Single out the lines of the material that contain "Norma" and copy them.

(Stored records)
• • • •

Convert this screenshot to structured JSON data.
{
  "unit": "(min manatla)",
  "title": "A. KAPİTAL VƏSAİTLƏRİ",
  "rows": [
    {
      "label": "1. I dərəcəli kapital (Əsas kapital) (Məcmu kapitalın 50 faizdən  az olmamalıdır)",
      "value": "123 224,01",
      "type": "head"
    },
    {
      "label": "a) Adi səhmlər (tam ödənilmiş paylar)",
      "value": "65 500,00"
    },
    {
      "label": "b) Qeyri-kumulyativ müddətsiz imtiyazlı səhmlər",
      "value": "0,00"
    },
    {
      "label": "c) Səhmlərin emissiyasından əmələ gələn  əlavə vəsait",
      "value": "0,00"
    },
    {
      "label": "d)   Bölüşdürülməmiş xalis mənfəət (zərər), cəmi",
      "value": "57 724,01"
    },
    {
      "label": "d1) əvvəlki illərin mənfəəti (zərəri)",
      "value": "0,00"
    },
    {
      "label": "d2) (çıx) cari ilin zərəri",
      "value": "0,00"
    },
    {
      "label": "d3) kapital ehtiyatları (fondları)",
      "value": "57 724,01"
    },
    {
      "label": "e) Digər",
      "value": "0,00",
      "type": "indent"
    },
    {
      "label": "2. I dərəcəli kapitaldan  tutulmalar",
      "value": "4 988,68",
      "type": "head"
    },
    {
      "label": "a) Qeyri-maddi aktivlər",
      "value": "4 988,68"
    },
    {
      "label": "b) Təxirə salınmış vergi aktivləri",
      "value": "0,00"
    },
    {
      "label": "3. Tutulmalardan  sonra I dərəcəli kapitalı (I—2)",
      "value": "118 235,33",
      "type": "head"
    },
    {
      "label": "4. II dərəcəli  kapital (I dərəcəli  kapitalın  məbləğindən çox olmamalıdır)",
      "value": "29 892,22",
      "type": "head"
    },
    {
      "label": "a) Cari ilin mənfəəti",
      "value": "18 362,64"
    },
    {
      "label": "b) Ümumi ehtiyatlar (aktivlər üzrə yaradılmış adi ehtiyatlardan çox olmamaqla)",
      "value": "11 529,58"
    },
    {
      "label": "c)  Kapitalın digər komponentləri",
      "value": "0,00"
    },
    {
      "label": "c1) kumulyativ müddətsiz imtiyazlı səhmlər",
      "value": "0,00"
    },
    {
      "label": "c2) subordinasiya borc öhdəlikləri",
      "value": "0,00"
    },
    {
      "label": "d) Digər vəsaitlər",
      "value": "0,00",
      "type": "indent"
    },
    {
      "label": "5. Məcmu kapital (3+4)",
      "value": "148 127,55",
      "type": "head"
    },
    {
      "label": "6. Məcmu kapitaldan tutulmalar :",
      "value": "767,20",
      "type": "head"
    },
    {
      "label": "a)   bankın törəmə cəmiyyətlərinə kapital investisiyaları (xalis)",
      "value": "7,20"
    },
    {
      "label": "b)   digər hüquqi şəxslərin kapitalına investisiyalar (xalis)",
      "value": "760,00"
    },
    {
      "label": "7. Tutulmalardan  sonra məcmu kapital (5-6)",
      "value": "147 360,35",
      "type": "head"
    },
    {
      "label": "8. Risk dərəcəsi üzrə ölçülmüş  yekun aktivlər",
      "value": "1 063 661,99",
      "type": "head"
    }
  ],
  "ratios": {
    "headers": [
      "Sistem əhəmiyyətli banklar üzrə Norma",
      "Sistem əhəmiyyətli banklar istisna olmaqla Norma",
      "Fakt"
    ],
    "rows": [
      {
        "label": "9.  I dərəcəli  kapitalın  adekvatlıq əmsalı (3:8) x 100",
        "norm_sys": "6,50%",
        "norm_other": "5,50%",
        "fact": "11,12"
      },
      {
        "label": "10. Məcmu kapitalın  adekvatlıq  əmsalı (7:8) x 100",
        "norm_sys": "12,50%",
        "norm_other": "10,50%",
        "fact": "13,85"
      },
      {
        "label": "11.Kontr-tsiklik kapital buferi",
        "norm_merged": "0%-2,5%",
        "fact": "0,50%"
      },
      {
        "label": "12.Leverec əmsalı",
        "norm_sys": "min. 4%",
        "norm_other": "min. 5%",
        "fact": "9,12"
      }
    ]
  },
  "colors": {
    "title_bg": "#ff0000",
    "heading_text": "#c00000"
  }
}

• • • •

**RESULT OF THE EXERCISE:**
      "Sistem əhəmiyyətli banklar üzrə Norma",
      "Sistem əhəmiyyətli banklar istisna olmaqla Norma",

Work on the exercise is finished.